_EXERCISE REQUIREMENTS_.
In the entries below, how many lines hold the string "derecha"? Give only the number.

### RECORDS FOR THIS EXERCISE ###

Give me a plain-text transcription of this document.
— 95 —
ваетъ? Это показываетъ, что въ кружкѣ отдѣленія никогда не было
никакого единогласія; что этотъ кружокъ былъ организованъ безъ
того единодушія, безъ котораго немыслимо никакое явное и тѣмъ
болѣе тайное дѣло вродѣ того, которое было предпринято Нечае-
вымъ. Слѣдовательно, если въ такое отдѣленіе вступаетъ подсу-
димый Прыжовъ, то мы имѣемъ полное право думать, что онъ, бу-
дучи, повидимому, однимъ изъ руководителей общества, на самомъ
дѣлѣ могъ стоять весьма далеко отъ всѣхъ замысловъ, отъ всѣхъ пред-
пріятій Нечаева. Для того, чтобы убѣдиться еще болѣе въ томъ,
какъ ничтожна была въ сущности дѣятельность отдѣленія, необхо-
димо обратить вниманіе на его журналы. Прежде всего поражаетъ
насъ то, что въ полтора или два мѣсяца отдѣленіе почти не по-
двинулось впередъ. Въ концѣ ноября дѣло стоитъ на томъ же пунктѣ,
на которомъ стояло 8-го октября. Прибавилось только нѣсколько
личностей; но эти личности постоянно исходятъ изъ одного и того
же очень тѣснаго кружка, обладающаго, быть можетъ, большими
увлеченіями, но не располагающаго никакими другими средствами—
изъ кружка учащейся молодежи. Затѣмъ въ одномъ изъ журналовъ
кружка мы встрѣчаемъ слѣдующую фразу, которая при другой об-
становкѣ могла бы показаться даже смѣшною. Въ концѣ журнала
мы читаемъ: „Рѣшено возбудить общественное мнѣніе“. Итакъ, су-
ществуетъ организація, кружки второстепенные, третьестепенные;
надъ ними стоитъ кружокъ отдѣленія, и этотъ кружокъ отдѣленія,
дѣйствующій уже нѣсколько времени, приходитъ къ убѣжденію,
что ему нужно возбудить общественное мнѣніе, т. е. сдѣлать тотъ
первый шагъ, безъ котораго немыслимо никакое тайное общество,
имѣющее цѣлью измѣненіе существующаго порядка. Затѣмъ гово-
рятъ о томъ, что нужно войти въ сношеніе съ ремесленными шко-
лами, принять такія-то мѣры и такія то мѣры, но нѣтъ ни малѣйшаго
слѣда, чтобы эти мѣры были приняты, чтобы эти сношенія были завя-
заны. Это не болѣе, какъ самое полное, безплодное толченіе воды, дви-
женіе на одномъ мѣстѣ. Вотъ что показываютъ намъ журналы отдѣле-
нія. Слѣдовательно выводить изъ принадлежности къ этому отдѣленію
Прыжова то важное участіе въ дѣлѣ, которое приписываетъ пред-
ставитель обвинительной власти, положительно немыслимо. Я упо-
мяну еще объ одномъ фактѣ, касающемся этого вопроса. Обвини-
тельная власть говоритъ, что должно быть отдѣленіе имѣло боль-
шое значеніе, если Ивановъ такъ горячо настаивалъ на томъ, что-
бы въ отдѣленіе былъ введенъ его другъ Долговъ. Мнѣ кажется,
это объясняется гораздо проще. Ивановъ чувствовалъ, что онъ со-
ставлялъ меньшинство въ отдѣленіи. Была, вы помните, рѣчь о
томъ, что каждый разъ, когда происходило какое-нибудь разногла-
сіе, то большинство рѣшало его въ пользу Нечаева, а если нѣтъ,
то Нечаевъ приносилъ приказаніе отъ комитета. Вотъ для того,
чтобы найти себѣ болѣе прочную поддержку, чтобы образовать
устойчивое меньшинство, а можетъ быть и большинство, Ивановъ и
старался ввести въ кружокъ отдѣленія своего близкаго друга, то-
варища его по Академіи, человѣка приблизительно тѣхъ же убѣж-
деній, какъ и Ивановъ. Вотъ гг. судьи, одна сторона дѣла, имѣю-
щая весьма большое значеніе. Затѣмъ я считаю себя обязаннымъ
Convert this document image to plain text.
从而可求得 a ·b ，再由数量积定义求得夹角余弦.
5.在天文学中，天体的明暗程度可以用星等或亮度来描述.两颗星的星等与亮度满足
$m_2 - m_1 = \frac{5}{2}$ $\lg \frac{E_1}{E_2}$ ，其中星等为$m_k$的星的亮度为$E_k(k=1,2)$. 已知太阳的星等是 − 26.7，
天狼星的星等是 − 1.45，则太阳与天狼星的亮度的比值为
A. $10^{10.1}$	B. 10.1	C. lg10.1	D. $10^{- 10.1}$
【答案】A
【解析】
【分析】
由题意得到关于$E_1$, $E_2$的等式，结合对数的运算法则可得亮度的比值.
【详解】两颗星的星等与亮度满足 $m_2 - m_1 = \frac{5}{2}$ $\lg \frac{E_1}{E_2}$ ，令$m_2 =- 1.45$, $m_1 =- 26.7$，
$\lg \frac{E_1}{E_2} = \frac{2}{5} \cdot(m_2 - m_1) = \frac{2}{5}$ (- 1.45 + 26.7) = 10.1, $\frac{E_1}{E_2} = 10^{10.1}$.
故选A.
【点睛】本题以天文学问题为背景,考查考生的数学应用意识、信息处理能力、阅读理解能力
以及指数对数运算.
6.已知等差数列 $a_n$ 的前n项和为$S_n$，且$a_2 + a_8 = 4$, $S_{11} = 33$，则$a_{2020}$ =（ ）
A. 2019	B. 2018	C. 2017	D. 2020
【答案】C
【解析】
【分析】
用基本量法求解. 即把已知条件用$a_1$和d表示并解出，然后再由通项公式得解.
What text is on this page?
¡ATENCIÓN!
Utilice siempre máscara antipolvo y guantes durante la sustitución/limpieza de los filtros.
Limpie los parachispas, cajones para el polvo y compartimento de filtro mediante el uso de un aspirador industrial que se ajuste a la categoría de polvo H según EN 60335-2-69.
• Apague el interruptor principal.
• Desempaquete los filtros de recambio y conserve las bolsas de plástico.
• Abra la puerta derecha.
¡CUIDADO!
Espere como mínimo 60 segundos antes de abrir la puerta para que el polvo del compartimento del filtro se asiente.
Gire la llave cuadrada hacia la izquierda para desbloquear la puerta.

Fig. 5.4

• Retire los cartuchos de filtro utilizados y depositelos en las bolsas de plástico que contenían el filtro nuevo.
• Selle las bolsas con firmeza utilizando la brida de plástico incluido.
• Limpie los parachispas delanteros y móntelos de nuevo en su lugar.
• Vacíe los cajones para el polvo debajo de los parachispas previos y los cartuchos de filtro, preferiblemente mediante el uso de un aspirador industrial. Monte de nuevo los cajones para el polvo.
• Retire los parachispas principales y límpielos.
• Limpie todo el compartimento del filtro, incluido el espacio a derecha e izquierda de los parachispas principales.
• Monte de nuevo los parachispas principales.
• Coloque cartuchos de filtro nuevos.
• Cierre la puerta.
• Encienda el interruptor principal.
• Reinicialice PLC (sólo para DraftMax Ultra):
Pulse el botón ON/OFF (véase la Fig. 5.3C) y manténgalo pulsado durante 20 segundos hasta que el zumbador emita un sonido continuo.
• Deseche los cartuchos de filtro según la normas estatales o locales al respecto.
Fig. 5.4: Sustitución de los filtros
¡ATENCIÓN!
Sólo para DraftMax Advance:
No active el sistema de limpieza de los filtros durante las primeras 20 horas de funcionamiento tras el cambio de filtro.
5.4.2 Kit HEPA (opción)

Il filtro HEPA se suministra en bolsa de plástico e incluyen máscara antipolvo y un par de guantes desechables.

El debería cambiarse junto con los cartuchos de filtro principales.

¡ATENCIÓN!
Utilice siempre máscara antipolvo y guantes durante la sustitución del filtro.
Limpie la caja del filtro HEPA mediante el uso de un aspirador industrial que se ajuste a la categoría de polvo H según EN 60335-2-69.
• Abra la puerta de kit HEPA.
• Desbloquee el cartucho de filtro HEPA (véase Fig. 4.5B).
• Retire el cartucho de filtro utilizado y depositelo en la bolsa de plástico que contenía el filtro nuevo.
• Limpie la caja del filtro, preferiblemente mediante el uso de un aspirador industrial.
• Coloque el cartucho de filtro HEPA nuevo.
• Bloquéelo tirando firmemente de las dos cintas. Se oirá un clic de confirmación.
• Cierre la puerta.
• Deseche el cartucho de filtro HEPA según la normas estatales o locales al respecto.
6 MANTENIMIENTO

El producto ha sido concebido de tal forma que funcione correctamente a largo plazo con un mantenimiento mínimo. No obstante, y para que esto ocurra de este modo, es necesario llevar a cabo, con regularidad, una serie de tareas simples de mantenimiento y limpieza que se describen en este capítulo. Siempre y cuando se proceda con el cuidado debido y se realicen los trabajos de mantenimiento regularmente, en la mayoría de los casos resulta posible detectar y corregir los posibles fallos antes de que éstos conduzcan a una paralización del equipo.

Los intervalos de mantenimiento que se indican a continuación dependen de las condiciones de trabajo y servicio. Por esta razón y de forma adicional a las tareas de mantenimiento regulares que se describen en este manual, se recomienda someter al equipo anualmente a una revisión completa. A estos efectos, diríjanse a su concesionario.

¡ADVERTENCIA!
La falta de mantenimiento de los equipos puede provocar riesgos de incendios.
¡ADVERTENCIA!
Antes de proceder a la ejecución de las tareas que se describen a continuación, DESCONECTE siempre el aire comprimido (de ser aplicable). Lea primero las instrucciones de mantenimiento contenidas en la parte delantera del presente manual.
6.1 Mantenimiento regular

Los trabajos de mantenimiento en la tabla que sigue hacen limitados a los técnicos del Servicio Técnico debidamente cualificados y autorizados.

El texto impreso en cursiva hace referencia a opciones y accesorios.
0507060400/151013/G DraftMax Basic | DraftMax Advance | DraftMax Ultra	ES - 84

###

_COMPLETED TASK_.
2